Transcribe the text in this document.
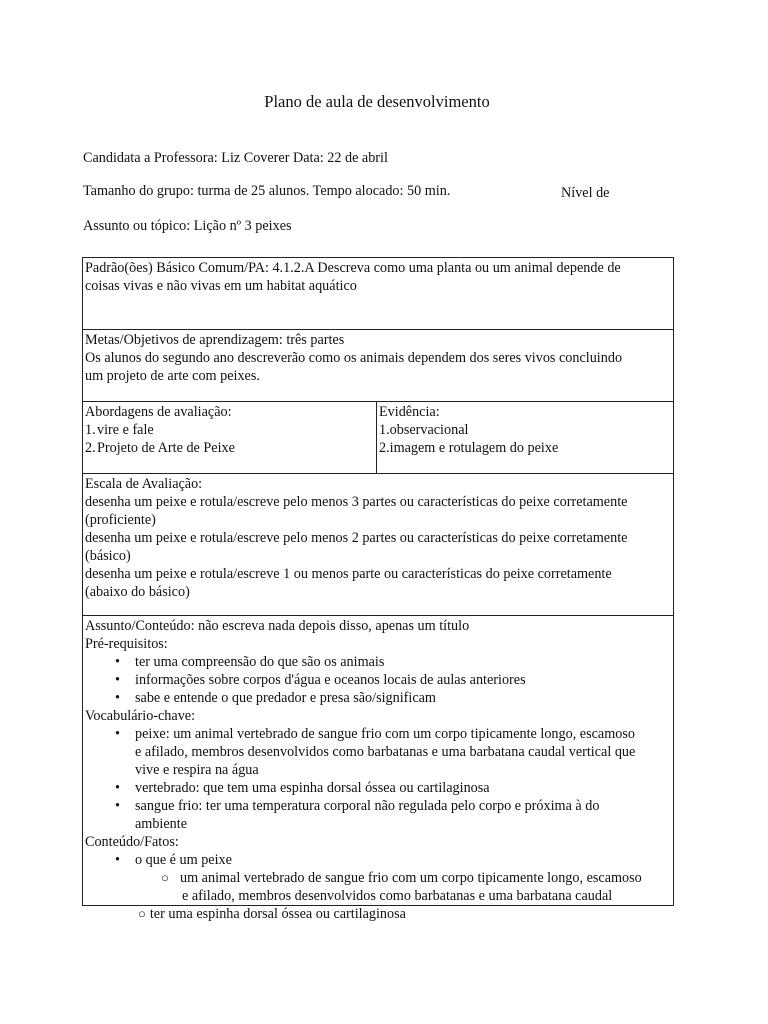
Plano de aula de desenvolvimento
Candidata a Professora: Liz Coverer Data: 22 de abril
Tamanho do grupo: turma de 25 alunos. Tempo alocado: 50 min.	Nível de
Assunto ou tópico: Lição nº 3 peixes
Padrão(ões) Básico Comum/PA: 4.1.2.A Descreva como uma planta ou um animal depende de
coisas vivas e não vivas em um habitat aquático

Metas/Objetivos de aprendizagem: três partes
Os alunos do segundo ano descreverão como os animais dependem dos seres vivos concluindo
um projeto de arte com peixes.

Abordagens de avaliação:
1.vire e fale
2.Projeto de Arte de Peixe

Evidência:
1.observacional
2.imagem e rotulagem do peixe

Escala de Avaliação:
desenha um peixe e rotula/escreve pelo menos 3 partes ou características do peixe corretamente
(proficiente)
desenha um peixe e rotula/escreve pelo menos 2 partes ou características do peixe corretamente
(básico)
desenha um peixe e rotula/escreve 1 ou menos parte ou características do peixe corretamente
(abaixo do básico)

Assunto/Conteúdo: não escreva nada depois disso, apenas um título
Pré-requisitos:
• ter uma compreensão do que são os animais
• informações sobre corpos d'água e oceanos locais de aulas anteriores
• sabe e entende o que predador e presa são/significam
Vocabulário-chave:
• peixe: um animal vertebrado de sangue frio com um corpo tipicamente longo, escamoso
e afilado, membros desenvolvidos como barbatanas e uma barbatana caudal vertical que
vive e respira na água
• vertebrado: que tem uma espinha dorsal óssea ou cartilaginosa
• sangue frio: ter uma temperatura corporal não regulada pelo corpo e próxima à do
ambiente
Conteúdo/Fatos:
• o que é um peixe
○ um animal vertebrado de sangue frio com um corpo tipicamente longo, escamoso
e afilado, membros desenvolvidos como barbatanas e uma barbatana caudal
○ ter uma espinha dorsal óssea ou cartilaginosa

▶ _Exercise requirements_:
Give back the whole listing as it stands, minus its pictures.

▶ _Output of the task_:
Transcribe the text in this document.
Plano de aula de desenvolvimento
Candidata a Professora: Liz Coverer Data: 22 de abril
Tamanho do grupo: turma de 25 alunos. Tempo alocado: 50 min.	Nível de
Assunto ou tópico: Lição nº 3 peixes
Padrão(ões) Básico Comum/PA: 4.1.2.A Descreva como uma planta ou um animal depende de
coisas vivas e não vivas em um habitat aquático

Metas/Objetivos de aprendizagem: três partes
Os alunos do segundo ano descreverão como os animais dependem dos seres vivos concluindo
um projeto de arte com peixes.

Abordagens de avaliação:
1.vire e fale
2.Projeto de Arte de Peixe

Evidência:
1.observacional
2.imagem e rotulagem do peixe

Escala de Avaliação:
desenha um peixe e rotula/escreve pelo menos 3 partes ou características do peixe corretamente
(proficiente)
desenha um peixe e rotula/escreve pelo menos 2 partes ou características do peixe corretamente
(básico)
desenha um peixe e rotula/escreve 1 ou menos parte ou características do peixe corretamente
(abaixo do básico)

Assunto/Conteúdo: não escreva nada depois disso, apenas um título
Pré-requisitos:
• ter uma compreensão do que são os animais
• informações sobre corpos d'água e oceanos locais de aulas anteriores
• sabe e entende o que predador e presa são/significam
Vocabulário-chave:
• peixe: um animal vertebrado de sangue frio com um corpo tipicamente longo, escamoso
e afilado, membros desenvolvidos como barbatanas e uma barbatana caudal vertical que
vive e respira na água
• vertebrado: que tem uma espinha dorsal óssea ou cartilaginosa
• sangue frio: ter uma temperatura corporal não regulada pelo corpo e próxima à do
ambiente
Conteúdo/Fatos:
• o que é um peixe
○ um animal vertebrado de sangue frio com um corpo tipicamente longo, escamoso
e afilado, membros desenvolvidos como barbatanas e uma barbatana caudal
○ ter uma espinha dorsal óssea ou cartilaginosa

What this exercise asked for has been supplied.